Task instructions:
Find the word "name" in the records below. List each line containing it.

---- Exercise materials

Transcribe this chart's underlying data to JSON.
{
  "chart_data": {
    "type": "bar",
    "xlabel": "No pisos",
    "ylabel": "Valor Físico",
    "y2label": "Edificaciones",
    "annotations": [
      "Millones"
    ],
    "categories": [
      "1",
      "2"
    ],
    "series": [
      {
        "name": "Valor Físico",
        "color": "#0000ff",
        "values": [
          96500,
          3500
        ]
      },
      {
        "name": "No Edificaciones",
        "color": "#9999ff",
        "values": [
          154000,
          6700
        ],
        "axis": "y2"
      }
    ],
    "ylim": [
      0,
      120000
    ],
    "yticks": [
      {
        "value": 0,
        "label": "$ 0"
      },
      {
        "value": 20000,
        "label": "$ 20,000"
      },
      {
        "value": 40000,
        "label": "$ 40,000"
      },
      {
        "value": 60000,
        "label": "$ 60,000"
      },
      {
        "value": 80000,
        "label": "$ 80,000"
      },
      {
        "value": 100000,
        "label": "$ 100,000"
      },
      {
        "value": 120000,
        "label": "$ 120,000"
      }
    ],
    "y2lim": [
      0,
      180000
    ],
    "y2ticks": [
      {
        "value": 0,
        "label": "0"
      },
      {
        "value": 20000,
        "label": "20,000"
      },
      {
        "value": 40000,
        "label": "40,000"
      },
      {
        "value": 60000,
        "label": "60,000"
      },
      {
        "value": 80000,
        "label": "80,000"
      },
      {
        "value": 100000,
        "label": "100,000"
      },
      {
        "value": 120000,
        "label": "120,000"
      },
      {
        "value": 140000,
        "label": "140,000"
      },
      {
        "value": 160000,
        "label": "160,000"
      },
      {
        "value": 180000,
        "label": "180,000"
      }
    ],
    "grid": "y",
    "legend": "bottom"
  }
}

--------

Correct response:
        "name": "Valor Físico",
        "name": "No Edificaciones",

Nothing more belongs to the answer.